**COMPLETA QUANTO SEGUE**
A: Rispondi alle domande sul brano dedicato ai migranti scomparsi in Libia:
(i) Secondo recenti dati governativi, quante persone sono detenute e in quanti centri della DCIM?
(ii) Quante persone, come minimo, la guardia costiera libica ha intercettato nel 2020 su imbarcazioni dirette in Europa?
(iii) Come si chiama la portavoce dell'Oim citata?
B: Per favore, prosegui il brano sui migranti scomparsi in Libia dopo la sua ultima frase.

**BRANO SELEZIONATO**
────────────────────────────────────────
Centinaia di migranti sono stati fati spare dopo essere stati catturati dalle autorità libiche a partire da gennaio. Dove sono stati imprigionati? A chi sono stati venduti? Sono tutti ancora in vita? La denuncia sui desaparecidos del Mediterraneo formulata dall'Organizzazione Internazionale per le Migrazioni (Oim) conferma il quadrodi un Paese fuori controllo, in balia di clam e milizie mafiose, nel quale tutto il denaro stanziato da Italia e Europa non è mai servito a migliorare davvero le condizioni degli esseri umani.
“Secondo recenti dati governativi, circa 1.500 persone sono attualmente detenute in 11 centri della "Direzione per la lotta contro l'immigrazione illegale" libico (DCIM), alcuni da molti anni. Si tratta del numero più basso registrato da ottobre 2019”, nota l’Oim in una nota. Tuttavia, nel 2020 almeno 3.200 uomini, donne e bambini a bordo di imbarcazioni dirette in Europa sono stati intercettati dalla cosiddetta guardia costiera libica “e riportati indietro, in un Paese in cui ancora si combatte. La maggior parte finisce in strutture adibite ad attività investigative o in centri di detenzione non ufficiali. L'OIM non ha accesso a questi centri”.
Per questa ragione l’organizzazione dell’Onu “esprime grave preoccupazione per la sorte di centinaia di migranti che quest'anno la Guardia Costiera libica ha riportato a terra e dei quali non si hanno più notizie”.
Il governo di Tripoli non risponde più neanche alle Nazioni Unite. “Nonostante le molteplici richieste, le autorità libiche non hanno fornito alcuna informazione - denuncia l’Oim - su dove si trovino con esattezza queste persone o perché siano state portate in strutture di detenzione non ufficiali”. Un’accusa, quest’ultima, che conferma le inchieste giornalistiche e le investigazioni degli esperti Onu, secondo cui esponenti delle forze armate e della polizia libica, collegati ai vari clan, sono implicati nella “cessione” e alla “vendita” di migranti ai trafficanti, che poi altro non sono che gli stessi clan costituiti in milizie.
"La mancanza di chiarezza sulla sorte di queste persone scomparse è una delle preoccupazioni più gravi", ha detto una portavoce dell'Oim, Safa Msehli. "Siamo a conoscenza di molte testimonianze di abusi che si verificano all'interno dei sistemi di detenzione formali e informali in Libia".
────────────────────────────────────────
**DATI DISPONIBILI**
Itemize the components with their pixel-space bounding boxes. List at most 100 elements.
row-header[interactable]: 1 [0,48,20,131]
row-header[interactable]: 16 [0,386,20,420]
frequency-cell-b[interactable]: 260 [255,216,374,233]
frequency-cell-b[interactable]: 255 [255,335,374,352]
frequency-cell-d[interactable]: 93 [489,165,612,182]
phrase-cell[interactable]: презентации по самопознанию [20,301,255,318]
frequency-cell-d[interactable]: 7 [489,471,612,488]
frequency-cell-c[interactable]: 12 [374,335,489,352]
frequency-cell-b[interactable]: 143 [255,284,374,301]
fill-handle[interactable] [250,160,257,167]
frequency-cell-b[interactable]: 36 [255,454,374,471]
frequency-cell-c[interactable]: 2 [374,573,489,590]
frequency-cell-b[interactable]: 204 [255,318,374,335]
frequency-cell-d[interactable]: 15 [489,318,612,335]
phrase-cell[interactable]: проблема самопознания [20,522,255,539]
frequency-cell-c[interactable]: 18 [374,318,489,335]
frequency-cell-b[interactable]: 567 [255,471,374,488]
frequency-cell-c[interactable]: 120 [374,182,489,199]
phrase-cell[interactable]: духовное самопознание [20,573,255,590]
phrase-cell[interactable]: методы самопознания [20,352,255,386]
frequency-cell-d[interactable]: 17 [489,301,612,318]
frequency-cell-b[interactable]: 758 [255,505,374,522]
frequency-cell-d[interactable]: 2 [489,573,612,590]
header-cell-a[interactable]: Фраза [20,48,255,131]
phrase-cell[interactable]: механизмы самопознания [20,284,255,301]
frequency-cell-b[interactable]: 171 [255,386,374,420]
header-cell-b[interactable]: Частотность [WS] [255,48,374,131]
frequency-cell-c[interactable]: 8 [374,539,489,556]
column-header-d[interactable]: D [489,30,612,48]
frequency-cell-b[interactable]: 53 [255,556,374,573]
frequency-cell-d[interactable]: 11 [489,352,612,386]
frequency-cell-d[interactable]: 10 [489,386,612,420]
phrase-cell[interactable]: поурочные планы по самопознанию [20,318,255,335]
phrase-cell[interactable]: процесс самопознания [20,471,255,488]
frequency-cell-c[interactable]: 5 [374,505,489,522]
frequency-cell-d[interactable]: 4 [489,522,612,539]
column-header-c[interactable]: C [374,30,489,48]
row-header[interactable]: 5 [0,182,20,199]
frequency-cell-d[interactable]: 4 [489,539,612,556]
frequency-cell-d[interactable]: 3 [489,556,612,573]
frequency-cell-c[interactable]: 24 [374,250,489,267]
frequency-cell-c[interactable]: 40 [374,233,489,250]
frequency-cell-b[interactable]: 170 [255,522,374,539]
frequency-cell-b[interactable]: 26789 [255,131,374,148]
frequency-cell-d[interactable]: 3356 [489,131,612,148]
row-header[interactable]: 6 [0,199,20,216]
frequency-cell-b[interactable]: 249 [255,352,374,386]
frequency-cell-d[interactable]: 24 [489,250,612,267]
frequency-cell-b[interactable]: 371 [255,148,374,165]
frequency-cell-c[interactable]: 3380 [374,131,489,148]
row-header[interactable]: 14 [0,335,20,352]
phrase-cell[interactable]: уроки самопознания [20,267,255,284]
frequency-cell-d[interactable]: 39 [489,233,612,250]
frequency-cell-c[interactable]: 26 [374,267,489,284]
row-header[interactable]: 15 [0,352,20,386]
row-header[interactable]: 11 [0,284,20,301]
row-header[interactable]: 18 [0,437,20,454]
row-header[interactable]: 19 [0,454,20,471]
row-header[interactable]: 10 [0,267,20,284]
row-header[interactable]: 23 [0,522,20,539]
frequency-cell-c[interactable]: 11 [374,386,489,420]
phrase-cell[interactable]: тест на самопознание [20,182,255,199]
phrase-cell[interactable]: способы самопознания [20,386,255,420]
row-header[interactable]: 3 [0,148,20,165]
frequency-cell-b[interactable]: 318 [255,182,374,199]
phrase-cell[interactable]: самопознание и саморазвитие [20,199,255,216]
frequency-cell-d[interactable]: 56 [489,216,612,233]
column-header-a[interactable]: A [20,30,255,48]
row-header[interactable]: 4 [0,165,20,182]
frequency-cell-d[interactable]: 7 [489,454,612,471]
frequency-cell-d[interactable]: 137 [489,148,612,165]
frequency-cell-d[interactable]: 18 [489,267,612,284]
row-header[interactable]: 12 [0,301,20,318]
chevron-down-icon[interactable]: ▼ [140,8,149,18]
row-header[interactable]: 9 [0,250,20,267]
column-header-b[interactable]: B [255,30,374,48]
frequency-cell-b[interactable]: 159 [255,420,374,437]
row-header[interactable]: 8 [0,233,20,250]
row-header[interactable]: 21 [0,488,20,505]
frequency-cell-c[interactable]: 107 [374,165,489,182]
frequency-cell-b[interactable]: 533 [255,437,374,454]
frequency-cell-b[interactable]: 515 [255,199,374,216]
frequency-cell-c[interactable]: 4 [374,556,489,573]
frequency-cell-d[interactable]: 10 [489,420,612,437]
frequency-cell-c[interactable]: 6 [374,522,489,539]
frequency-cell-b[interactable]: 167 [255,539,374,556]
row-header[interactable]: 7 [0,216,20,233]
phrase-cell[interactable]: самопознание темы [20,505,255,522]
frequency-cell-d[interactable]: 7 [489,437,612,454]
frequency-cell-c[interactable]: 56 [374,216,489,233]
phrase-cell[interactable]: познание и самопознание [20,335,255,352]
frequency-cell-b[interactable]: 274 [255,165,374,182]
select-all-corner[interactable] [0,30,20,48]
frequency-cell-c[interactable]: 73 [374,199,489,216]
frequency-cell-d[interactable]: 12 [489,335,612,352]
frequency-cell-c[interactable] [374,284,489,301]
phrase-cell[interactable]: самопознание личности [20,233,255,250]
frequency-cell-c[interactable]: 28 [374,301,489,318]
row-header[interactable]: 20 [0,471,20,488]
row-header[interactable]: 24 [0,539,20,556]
────────────────────────────────────────
**ESERCIZI SVOLTI**
A:
(i) Circa 1.500 persone, in 11 centri.
(ii) Almeno 3.200 uomini, donne e bambini.
(iii) Safa Msehli.

B:
Numerose testimonianze, che per l’Onu “sono considerate credibili, da parte di comunità di migranti in contatto con l'Oim sostengono che i detenuti vengono consegnati ai trafficanti e torturati nel tentativo di estorcere denaro alle loro famiglie, abusi che sono stati ampiamente documentati in passato dai media e dalle agenzie dell'Onu”.
Solo nell'ultima settimana, almeno 800 persone sono partite dalla Libia nel tentativo di raggiungere l'Europa. Quasi 400 sono state riportate in Libia e, dopo operazioni di sbarco ritardate a lungo a causa della situazione di scarsa sicurezza a terra, “sono state poi mandate in detenzione. Almeno 200 di loro sono finiti in centri non ufficiali e risultano non più rintracciabili”.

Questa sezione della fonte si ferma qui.